▸ What to produce
Print all entries precisely as they are written.

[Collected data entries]
= = = = = = =

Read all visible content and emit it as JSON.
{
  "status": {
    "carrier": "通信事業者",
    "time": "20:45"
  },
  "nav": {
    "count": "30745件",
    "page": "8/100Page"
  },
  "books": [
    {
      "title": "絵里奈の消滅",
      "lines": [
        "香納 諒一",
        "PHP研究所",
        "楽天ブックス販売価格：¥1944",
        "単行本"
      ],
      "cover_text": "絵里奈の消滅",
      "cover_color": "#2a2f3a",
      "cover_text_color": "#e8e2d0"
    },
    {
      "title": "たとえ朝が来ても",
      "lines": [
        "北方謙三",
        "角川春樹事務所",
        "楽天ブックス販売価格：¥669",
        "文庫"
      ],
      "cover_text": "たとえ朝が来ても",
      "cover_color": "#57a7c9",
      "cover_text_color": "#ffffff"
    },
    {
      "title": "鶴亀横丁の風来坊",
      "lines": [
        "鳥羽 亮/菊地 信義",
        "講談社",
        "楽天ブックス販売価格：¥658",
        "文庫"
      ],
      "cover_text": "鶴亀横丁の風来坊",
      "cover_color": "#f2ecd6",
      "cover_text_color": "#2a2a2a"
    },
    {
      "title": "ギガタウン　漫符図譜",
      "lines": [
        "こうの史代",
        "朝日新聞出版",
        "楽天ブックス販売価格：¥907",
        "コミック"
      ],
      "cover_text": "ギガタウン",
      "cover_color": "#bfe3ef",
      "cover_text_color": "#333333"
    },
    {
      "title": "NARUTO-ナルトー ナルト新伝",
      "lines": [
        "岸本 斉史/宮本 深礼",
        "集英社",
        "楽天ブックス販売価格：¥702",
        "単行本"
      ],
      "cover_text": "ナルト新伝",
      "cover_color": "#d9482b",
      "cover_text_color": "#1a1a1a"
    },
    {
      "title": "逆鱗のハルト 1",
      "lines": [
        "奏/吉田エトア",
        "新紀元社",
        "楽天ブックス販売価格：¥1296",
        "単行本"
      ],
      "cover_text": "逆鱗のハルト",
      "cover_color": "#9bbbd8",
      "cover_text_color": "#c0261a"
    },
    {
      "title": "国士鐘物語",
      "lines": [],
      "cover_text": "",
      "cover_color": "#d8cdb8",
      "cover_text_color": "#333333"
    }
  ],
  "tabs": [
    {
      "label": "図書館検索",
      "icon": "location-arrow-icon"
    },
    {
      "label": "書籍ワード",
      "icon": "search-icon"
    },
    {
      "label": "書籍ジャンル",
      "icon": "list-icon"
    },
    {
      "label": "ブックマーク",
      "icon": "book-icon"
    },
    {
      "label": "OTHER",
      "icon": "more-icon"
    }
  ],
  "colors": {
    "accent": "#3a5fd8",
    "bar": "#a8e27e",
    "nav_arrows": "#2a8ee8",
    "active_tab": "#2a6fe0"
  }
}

= = = = = = =

▸ Task solution
Read all visible content and emit it as JSON.
{
  "status": {
    "carrier": "通信事業者",
    "time": "20:45"
  },
  "nav": {
    "count": "30745件",
    "page": "8/100Page"
  },
  "books": [
    {
      "title": "絵里奈の消滅",
      "lines": [
        "香納 諒一",
        "PHP研究所",
        "楽天ブックス販売価格：¥1944",
        "単行本"
      ],
      "cover_text": "絵里奈の消滅",
      "cover_color": "#2a2f3a",
      "cover_text_color": "#e8e2d0"
    },
    {
      "title": "たとえ朝が来ても",
      "lines": [
        "北方謙三",
        "角川春樹事務所",
        "楽天ブックス販売価格：¥669",
        "文庫"
      ],
      "cover_text": "たとえ朝が来ても",
      "cover_color": "#57a7c9",
      "cover_text_color": "#ffffff"
    },
    {
      "title": "鶴亀横丁の風来坊",
      "lines": [
        "鳥羽 亮/菊地 信義",
        "講談社",
        "楽天ブックス販売価格：¥658",
        "文庫"
      ],
      "cover_text": "鶴亀横丁の風来坊",
      "cover_color": "#f2ecd6",
      "cover_text_color": "#2a2a2a"
    },
    {
      "title": "ギガタウン　漫符図譜",
      "lines": [
        "こうの史代",
        "朝日新聞出版",
        "楽天ブックス販売価格：¥907",
        "コミック"
      ],
      "cover_text": "ギガタウン",
      "cover_color": "#bfe3ef",
      "cover_text_color": "#333333"
    },
    {
      "title": "NARUTO-ナルトー ナルト新伝",
      "lines": [
        "岸本 斉史/宮本 深礼",
        "集英社",
        "楽天ブックス販売価格：¥702",
        "単行本"
      ],
      "cover_text": "ナルト新伝",
      "cover_color": "#d9482b",
      "cover_text_color": "#1a1a1a"
    },
    {
      "title": "逆鱗のハルト 1",
      "lines": [
        "奏/吉田エトア",
        "新紀元社",
        "楽天ブックス販売価格：¥1296",
        "単行本"
      ],
      "cover_text": "逆鱗のハルト",
      "cover_color": "#9bbbd8",
      "cover_text_color": "#c0261a"
    },
    {
      "title": "国士鐘物語",
      "lines": [],
      "cover_text": "",
      "cover_color": "#d8cdb8",
      "cover_text_color": "#333333"
    }
  ],
  "tabs": [
    {
      "label": "図書館検索",
      "icon": "location-arrow-icon"
    },
    {
      "label": "書籍ワード",
      "icon": "search-icon"
    },
    {
      "label": "書籍ジャンル",
      "icon": "list-icon"
    },
    {
      "label": "ブックマーク",
      "icon": "book-icon"
    },
    {
      "label": "OTHER",
      "icon": "more-icon"
    }
  ],
  "colors": {
    "accent": "#3a5fd8",
    "bar": "#a8e27e",
    "nav_arrows": "#2a8ee8",
    "active_tab": "#2a6fe0"
  }
}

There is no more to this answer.